Exercise task
Set down each line of the material that follows, exactly, with no pictures.
─── Data in this exercise ───
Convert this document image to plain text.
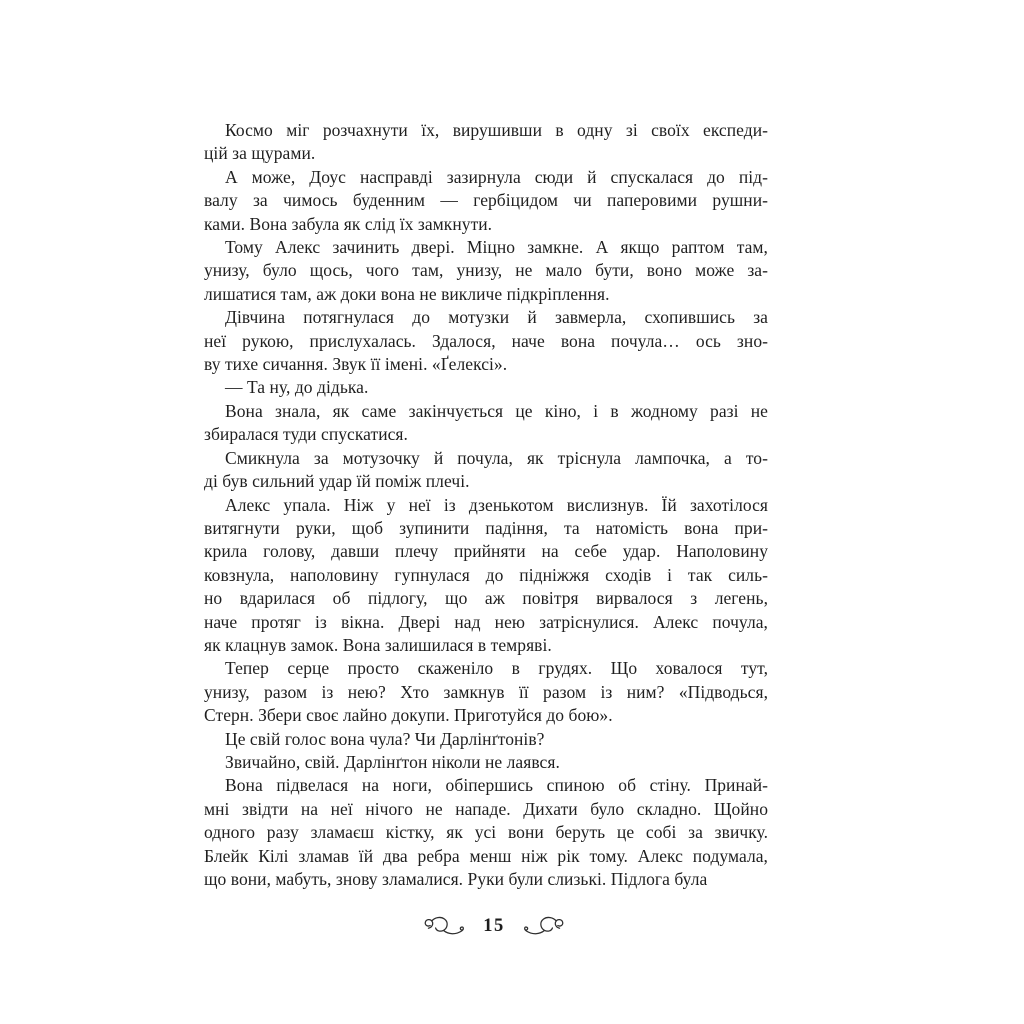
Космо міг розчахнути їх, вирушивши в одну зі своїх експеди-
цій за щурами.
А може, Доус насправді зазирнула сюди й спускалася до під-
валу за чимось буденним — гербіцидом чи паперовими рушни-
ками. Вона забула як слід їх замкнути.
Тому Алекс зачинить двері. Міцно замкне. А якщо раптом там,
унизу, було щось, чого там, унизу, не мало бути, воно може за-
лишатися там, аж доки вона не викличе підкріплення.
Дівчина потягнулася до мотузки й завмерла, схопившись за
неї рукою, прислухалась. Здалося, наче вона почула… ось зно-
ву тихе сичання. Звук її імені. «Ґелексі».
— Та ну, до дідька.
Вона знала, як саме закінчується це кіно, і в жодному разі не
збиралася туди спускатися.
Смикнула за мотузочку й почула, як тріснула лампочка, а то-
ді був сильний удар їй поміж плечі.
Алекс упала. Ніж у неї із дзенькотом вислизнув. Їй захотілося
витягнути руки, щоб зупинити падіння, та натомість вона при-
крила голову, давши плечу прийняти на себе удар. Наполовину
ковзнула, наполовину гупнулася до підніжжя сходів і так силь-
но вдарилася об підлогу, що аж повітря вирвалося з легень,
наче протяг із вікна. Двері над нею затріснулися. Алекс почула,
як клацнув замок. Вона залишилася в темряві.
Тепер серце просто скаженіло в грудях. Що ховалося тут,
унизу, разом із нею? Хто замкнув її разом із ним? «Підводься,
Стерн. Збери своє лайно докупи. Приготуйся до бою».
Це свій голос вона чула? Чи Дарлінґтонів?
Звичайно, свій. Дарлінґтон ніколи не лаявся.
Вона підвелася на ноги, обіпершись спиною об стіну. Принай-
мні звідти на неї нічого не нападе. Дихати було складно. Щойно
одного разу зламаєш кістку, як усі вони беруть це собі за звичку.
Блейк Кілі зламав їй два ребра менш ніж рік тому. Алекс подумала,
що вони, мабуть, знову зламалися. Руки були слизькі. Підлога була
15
───
Task solution
Convert this document image to plain text.
Космо міг розчахнути їх, вирушивши в одну зі своїх експеди-
цій за щурами.
А може, Доус насправді зазирнула сюди й спускалася до під-
валу за чимось буденним — гербіцидом чи паперовими рушни-
ками. Вона забула як слід їх замкнути.
Тому Алекс зачинить двері. Міцно замкне. А якщо раптом там,
унизу, було щось, чого там, унизу, не мало бути, воно може за-
лишатися там, аж доки вона не викличе підкріплення.
Дівчина потягнулася до мотузки й завмерла, схопившись за
неї рукою, прислухалась. Здалося, наче вона почула… ось зно-
ву тихе сичання. Звук її імені. «Ґелексі».
— Та ну, до дідька.
Вона знала, як саме закінчується це кіно, і в жодному разі не
збиралася туди спускатися.
Смикнула за мотузочку й почула, як тріснула лампочка, а то-
ді був сильний удар їй поміж плечі.
Алекс упала. Ніж у неї із дзенькотом вислизнув. Їй захотілося
витягнути руки, щоб зупинити падіння, та натомість вона при-
крила голову, давши плечу прийняти на себе удар. Наполовину
ковзнула, наполовину гупнулася до підніжжя сходів і так силь-
но вдарилася об підлогу, що аж повітря вирвалося з легень,
наче протяг із вікна. Двері над нею затріснулися. Алекс почула,
як клацнув замок. Вона залишилася в темряві.
Тепер серце просто скаженіло в грудях. Що ховалося тут,
унизу, разом із нею? Хто замкнув її разом із ним? «Підводься,
Стерн. Збери своє лайно докупи. Приготуйся до бою».
Це свій голос вона чула? Чи Дарлінґтонів?
Звичайно, свій. Дарлінґтон ніколи не лаявся.
Вона підвелася на ноги, обіпершись спиною об стіну. Принай-
мні звідти на неї нічого не нападе. Дихати було складно. Щойно
одного разу зламаєш кістку, як усі вони беруть це собі за звичку.
Блейк Кілі зламав їй два ребра менш ніж рік тому. Алекс подумала,
що вони, мабуть, знову зламалися. Руки були слизькі. Підлога була
15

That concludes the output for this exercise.